Collection entries
=======
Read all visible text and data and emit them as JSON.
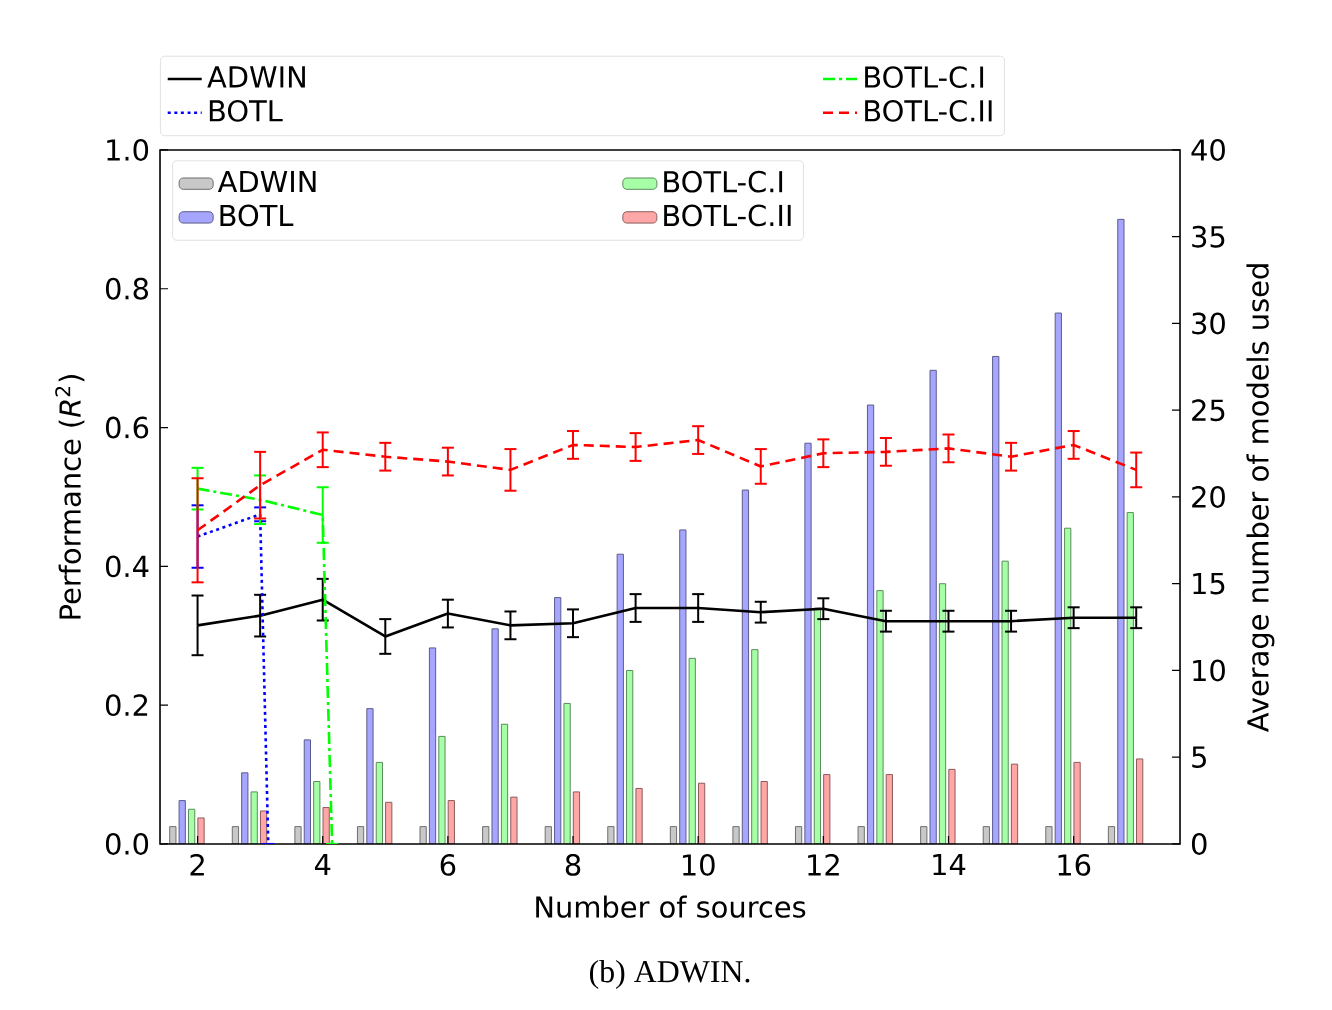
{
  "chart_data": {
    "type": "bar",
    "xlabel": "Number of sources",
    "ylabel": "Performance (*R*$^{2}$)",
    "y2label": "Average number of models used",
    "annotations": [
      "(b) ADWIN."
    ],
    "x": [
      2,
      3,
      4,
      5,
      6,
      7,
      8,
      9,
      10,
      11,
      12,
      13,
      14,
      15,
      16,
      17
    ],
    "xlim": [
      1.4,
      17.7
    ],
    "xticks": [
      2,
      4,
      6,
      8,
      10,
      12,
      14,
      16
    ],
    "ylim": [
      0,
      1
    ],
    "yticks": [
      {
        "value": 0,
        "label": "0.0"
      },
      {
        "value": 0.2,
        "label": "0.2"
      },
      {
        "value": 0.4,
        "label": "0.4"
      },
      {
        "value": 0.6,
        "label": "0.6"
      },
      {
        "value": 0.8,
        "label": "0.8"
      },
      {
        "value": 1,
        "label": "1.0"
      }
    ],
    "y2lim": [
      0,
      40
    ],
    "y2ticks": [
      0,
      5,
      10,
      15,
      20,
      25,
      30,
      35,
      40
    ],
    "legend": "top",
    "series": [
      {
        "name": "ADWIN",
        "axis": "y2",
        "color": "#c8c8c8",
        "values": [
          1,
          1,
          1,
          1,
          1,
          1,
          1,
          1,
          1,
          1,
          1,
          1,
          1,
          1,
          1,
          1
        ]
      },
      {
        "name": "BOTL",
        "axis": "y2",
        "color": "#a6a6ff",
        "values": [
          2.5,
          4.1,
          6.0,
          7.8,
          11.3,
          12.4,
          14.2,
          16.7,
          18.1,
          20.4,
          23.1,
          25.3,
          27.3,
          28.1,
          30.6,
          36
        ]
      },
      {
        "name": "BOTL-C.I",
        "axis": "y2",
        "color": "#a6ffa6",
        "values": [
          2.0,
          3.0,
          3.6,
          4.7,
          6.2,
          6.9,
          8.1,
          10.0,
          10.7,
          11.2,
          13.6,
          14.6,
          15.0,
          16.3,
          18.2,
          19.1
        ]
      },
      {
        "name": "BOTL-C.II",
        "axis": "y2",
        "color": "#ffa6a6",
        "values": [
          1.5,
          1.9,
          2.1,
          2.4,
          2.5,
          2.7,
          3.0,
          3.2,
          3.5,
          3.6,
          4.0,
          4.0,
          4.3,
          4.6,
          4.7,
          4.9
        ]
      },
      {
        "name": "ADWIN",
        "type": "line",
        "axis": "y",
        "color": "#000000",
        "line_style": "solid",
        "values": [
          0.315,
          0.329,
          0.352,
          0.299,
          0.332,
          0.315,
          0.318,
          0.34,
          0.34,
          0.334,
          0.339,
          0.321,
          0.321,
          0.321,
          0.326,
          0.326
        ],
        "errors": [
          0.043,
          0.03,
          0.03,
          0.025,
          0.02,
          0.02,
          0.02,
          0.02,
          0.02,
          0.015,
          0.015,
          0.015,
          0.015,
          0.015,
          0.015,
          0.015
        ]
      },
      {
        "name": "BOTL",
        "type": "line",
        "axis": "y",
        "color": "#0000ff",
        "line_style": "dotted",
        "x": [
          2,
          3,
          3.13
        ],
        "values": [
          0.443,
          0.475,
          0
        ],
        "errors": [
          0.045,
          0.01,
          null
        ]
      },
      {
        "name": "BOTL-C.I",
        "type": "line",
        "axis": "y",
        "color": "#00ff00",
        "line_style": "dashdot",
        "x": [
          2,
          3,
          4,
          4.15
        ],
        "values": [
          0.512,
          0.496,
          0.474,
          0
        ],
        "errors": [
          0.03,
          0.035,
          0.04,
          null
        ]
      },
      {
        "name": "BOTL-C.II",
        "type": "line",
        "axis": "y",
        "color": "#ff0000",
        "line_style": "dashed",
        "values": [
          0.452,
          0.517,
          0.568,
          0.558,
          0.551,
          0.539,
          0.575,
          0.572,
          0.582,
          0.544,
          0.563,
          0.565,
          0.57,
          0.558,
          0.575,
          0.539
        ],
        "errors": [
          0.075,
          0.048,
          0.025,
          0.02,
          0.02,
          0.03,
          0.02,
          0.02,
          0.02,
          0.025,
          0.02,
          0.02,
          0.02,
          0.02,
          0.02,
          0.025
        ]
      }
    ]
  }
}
=======
TASK: Repeat the full listing above exactly, with no pictures in the copy.

RESPONSE TO THIS EXERCISE:
Read all visible text and data and emit them as JSON.
{
  "chart_data": {
    "type": "bar",
    "xlabel": "Number of sources",
    "ylabel": "Performance (*R*$^{2}$)",
    "y2label": "Average number of models used",
    "annotations": [
      "(b) ADWIN."
    ],
    "x": [
      2,
      3,
      4,
      5,
      6,
      7,
      8,
      9,
      10,
      11,
      12,
      13,
      14,
      15,
      16,
      17
    ],
    "xlim": [
      1.4,
      17.7
    ],
    "xticks": [
      2,
      4,
      6,
      8,
      10,
      12,
      14,
      16
    ],
    "ylim": [
      0,
      1
    ],
    "yticks": [
      {
        "value": 0,
        "label": "0.0"
      },
      {
        "value": 0.2,
        "label": "0.2"
      },
      {
        "value": 0.4,
        "label": "0.4"
      },
      {
        "value": 0.6,
        "label": "0.6"
      },
      {
        "value": 0.8,
        "label": "0.8"
      },
      {
        "value": 1,
        "label": "1.0"
      }
    ],
    "y2lim": [
      0,
      40
    ],
    "y2ticks": [
      0,
      5,
      10,
      15,
      20,
      25,
      30,
      35,
      40
    ],
    "legend": "top",
    "series": [
      {
        "name": "ADWIN",
        "axis": "y2",
        "color": "#c8c8c8",
        "values": [
          1,
          1,
          1,
          1,
          1,
          1,
          1,
          1,
          1,
          1,
          1,
          1,
          1,
          1,
          1,
          1
        ]
      },
      {
        "name": "BOTL",
        "axis": "y2",
        "color": "#a6a6ff",
        "values": [
          2.5,
          4.1,
          6.0,
          7.8,
          11.3,
          12.4,
          14.2,
          16.7,
          18.1,
          20.4,
          23.1,
          25.3,
          27.3,
          28.1,
          30.6,
          36
        ]
      },
      {
        "name": "BOTL-C.I",
        "axis": "y2",
        "color": "#a6ffa6",
        "values": [
          2.0,
          3.0,
          3.6,
          4.7,
          6.2,
          6.9,
          8.1,
          10.0,
          10.7,
          11.2,
          13.6,
          14.6,
          15.0,
          16.3,
          18.2,
          19.1
        ]
      },
      {
        "name": "BOTL-C.II",
        "axis": "y2",
        "color": "#ffa6a6",
        "values": [
          1.5,
          1.9,
          2.1,
          2.4,
          2.5,
          2.7,
          3.0,
          3.2,
          3.5,
          3.6,
          4.0,
          4.0,
          4.3,
          4.6,
          4.7,
          4.9
        ]
      },
      {
        "name": "ADWIN",
        "type": "line",
        "axis": "y",
        "color": "#000000",
        "line_style": "solid",
        "values": [
          0.315,
          0.329,
          0.352,
          0.299,
          0.332,
          0.315,
          0.318,
          0.34,
          0.34,
          0.334,
          0.339,
          0.321,
          0.321,
          0.321,
          0.326,
          0.326
        ],
        "errors": [
          0.043,
          0.03,
          0.03,
          0.025,
          0.02,
          0.02,
          0.02,
          0.02,
          0.02,
          0.015,
          0.015,
          0.015,
          0.015,
          0.015,
          0.015,
          0.015
        ]
      },
      {
        "name": "BOTL",
        "type": "line",
        "axis": "y",
        "color": "#0000ff",
        "line_style": "dotted",
        "x": [
          2,
          3,
          3.13
        ],
        "values": [
          0.443,
          0.475,
          0
        ],
        "errors": [
          0.045,
          0.01,
          null
        ]
      },
      {
        "name": "BOTL-C.I",
        "type": "line",
        "axis": "y",
        "color": "#00ff00",
        "line_style": "dashdot",
        "x": [
          2,
          3,
          4,
          4.15
        ],
        "values": [
          0.512,
          0.496,
          0.474,
          0
        ],
        "errors": [
          0.03,
          0.035,
          0.04,
          null
        ]
      },
      {
        "name": "BOTL-C.II",
        "type": "line",
        "axis": "y",
        "color": "#ff0000",
        "line_style": "dashed",
        "values": [
          0.452,
          0.517,
          0.568,
          0.558,
          0.551,
          0.539,
          0.575,
          0.572,
          0.582,
          0.544,
          0.563,
          0.565,
          0.57,
          0.558,
          0.575,
          0.539
        ],
        "errors": [
          0.075,
          0.048,
          0.025,
          0.02,
          0.02,
          0.03,
          0.02,
          0.02,
          0.02,
          0.025,
          0.02,
          0.02,
          0.02,
          0.02,
          0.02,
          0.025
        ]
      }
    ]
  }
}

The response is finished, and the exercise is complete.